REQUIRED WORK: Reproduce each line that includes the word "своей".

Records contained in a dataset:
——

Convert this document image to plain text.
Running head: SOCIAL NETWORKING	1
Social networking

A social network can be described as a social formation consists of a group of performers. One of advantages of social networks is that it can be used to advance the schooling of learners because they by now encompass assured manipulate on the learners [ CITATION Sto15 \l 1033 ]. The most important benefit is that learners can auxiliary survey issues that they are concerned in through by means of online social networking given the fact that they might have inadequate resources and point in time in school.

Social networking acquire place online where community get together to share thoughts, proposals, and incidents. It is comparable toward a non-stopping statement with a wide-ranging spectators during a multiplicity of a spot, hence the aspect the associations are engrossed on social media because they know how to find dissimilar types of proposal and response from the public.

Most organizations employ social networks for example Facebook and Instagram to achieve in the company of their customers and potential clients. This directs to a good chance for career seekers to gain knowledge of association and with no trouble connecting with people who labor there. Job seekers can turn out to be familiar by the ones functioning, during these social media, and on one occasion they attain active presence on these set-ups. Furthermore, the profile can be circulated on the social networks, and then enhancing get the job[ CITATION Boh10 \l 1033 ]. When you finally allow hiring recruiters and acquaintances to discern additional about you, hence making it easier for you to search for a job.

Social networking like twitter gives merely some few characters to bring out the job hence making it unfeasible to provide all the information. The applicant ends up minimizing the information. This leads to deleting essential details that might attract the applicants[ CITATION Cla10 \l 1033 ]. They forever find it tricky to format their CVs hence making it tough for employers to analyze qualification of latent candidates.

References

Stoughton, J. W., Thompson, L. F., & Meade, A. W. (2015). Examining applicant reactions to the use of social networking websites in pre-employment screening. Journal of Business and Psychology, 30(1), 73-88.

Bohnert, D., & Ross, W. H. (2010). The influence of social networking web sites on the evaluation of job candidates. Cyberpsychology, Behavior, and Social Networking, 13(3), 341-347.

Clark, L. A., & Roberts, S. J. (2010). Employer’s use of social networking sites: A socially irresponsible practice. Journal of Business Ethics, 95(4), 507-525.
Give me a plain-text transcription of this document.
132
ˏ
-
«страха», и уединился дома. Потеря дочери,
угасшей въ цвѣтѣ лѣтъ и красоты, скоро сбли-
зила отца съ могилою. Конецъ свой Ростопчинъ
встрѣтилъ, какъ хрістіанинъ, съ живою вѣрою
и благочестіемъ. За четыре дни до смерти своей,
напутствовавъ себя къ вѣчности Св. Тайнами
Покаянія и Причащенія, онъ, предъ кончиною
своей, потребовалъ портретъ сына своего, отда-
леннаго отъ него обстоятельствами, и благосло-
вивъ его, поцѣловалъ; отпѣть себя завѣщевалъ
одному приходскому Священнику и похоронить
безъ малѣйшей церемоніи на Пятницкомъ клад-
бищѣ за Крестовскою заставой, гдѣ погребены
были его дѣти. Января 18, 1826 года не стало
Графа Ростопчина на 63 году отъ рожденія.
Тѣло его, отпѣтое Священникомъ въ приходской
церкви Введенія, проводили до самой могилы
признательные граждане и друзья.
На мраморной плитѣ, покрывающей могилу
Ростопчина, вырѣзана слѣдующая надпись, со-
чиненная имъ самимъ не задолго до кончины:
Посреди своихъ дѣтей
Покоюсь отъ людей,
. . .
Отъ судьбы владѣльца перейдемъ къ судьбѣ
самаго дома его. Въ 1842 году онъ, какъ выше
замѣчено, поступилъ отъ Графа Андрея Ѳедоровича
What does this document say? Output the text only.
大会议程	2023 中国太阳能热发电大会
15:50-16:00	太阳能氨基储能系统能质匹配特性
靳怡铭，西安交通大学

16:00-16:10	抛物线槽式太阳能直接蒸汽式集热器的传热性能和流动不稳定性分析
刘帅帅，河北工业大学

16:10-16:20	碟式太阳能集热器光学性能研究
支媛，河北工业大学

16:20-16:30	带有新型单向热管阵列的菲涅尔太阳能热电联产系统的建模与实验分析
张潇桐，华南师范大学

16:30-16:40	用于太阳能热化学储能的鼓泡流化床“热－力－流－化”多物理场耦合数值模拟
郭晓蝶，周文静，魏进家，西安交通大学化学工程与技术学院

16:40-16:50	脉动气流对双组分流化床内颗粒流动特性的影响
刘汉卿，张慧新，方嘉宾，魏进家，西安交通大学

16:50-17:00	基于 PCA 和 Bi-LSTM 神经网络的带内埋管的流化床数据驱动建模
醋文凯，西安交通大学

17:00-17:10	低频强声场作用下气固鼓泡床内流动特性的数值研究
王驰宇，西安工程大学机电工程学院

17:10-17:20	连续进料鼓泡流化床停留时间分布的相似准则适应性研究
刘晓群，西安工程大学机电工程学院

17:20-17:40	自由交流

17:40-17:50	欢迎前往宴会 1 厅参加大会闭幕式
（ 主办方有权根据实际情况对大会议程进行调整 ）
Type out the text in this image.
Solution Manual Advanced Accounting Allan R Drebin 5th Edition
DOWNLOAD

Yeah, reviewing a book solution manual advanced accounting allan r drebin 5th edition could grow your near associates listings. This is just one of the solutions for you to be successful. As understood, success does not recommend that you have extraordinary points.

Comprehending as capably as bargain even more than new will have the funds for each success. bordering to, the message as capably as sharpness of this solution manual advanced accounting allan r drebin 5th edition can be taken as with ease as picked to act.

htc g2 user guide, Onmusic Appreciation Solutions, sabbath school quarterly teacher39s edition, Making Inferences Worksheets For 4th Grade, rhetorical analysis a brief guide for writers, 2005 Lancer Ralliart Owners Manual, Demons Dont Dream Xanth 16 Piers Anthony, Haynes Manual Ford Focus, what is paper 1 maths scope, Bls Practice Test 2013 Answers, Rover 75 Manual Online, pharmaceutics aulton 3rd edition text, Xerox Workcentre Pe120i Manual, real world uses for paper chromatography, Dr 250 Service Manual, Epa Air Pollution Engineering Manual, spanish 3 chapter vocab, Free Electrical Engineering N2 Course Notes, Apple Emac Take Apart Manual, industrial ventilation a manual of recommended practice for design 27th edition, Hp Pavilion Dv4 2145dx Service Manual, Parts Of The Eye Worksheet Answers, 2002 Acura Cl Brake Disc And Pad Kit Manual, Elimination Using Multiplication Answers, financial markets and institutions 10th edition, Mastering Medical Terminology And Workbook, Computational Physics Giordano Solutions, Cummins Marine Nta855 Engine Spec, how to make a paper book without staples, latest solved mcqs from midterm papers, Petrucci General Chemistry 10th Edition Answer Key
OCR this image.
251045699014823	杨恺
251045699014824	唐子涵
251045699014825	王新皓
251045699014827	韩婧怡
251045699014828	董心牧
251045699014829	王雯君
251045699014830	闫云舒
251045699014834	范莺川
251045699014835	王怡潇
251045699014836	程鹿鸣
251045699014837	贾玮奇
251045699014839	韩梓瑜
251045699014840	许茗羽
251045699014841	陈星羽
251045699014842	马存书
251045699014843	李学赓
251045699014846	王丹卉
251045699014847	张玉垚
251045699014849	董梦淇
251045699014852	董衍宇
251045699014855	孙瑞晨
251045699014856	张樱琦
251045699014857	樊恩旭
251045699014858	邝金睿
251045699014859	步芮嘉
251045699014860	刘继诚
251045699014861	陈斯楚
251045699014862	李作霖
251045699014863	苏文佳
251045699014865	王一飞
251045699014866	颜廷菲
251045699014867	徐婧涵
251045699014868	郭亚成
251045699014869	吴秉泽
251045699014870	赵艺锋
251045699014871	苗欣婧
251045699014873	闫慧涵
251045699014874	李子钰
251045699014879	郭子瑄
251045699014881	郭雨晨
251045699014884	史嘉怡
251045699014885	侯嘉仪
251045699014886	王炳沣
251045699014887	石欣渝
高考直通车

——

TASK ANSWER:
и благочестіемъ. За четыре дни до смерти своей,
своей, потребовалъ портретъ сына своего, отда-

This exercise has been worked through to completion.